:: Raw records ::

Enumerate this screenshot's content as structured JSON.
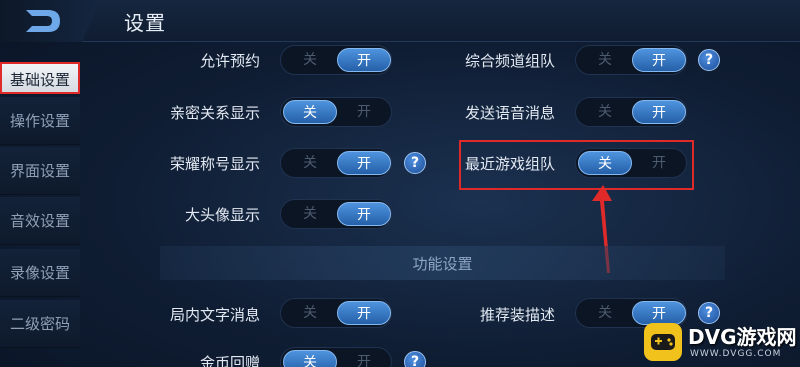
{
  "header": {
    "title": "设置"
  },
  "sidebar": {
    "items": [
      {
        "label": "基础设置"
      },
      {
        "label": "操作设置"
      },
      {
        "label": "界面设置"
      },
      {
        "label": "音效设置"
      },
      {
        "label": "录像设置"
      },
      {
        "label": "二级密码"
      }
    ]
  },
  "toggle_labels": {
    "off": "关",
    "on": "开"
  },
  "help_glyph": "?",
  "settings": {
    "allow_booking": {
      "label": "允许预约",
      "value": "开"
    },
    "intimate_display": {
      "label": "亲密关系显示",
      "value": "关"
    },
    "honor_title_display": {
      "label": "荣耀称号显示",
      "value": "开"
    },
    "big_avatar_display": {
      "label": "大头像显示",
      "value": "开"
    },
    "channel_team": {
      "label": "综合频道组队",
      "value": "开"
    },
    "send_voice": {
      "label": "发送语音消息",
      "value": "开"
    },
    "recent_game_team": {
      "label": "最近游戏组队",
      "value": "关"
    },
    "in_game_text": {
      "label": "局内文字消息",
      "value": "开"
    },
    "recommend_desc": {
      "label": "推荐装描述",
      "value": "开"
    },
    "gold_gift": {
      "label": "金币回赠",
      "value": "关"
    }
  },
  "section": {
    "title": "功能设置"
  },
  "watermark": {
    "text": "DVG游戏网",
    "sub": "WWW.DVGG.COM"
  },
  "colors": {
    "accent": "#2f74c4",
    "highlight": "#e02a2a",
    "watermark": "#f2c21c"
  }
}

:::
:: Raw records ::

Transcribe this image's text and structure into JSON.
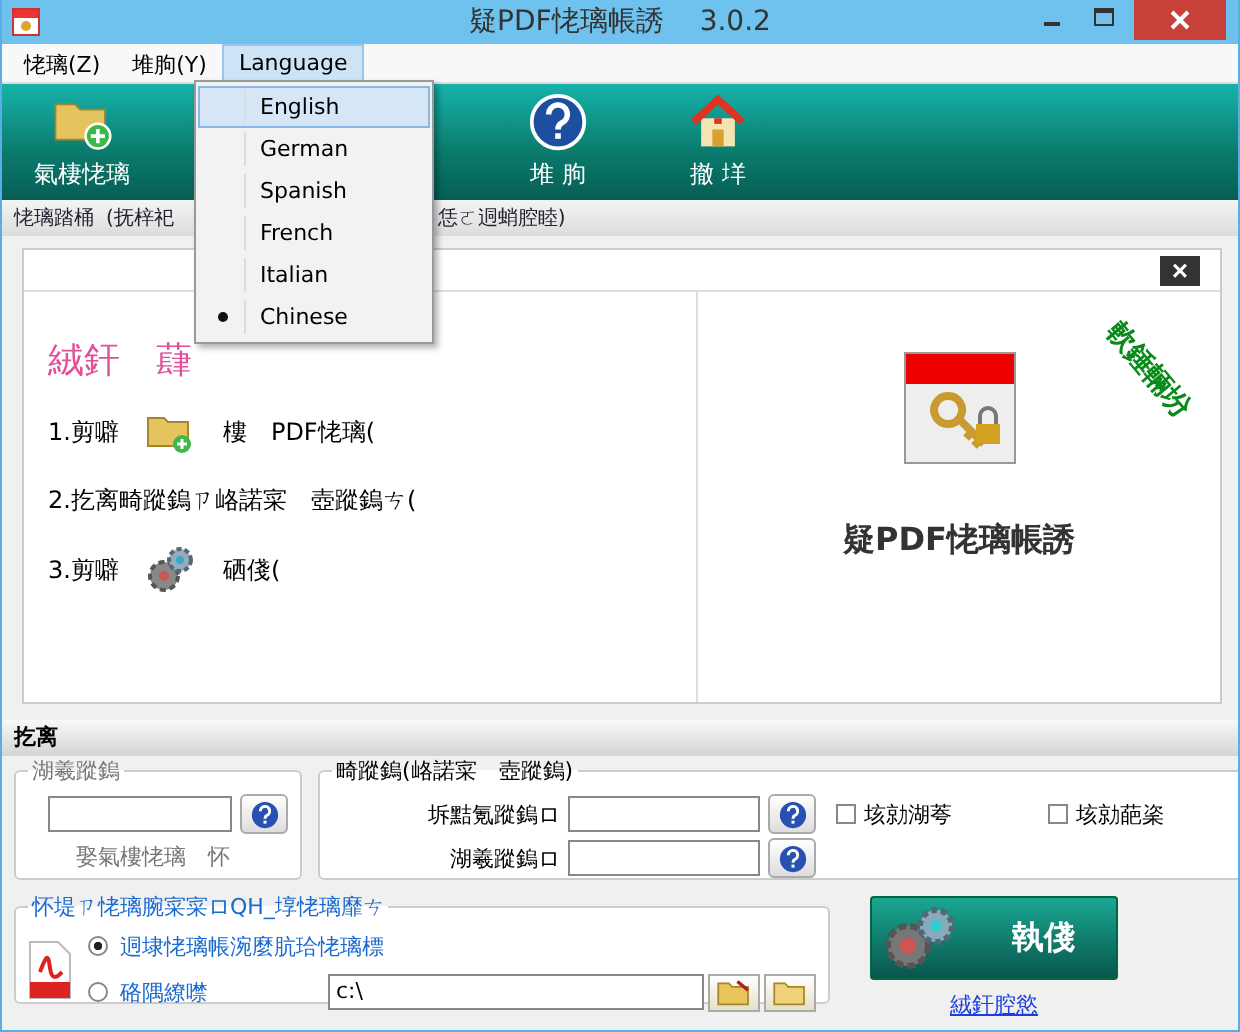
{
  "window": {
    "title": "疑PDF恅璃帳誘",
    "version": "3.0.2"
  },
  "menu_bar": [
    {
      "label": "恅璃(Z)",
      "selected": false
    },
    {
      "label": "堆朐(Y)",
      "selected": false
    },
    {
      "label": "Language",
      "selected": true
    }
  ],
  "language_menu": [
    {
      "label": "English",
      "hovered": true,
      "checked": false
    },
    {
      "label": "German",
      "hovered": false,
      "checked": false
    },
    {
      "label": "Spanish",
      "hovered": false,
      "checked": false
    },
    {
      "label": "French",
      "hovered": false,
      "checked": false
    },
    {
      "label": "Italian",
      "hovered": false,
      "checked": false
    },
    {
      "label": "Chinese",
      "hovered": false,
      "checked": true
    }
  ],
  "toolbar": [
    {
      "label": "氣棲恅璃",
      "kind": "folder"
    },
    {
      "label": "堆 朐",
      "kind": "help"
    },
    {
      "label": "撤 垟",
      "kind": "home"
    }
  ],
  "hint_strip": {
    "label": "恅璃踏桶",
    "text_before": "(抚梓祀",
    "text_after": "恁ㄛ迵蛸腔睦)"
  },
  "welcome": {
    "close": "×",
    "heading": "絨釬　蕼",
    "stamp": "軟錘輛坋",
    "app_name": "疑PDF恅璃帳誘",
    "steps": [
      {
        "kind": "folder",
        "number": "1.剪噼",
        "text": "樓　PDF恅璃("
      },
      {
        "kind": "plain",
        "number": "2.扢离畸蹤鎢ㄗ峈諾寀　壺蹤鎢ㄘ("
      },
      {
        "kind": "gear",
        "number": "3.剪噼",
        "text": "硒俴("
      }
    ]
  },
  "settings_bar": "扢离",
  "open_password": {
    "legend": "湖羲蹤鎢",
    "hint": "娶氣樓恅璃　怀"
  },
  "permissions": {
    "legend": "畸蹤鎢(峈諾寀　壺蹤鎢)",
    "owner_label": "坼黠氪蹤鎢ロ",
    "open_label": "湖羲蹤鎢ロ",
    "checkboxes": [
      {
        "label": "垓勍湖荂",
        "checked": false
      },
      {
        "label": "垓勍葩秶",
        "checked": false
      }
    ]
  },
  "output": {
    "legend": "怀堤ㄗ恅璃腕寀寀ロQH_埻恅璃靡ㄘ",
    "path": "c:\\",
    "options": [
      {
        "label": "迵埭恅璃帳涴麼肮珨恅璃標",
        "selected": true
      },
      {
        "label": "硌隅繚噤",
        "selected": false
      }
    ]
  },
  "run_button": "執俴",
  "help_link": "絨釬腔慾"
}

:::

Task goal -
Copy out each line of the data containing the string "number".

Response for this exercise -
        "number": "1.剪噼",
        "number": "2.扢离畸蹤鎢ㄗ峈諾寀　壺蹤鎢ㄘ("
        "number": "3.剪噼",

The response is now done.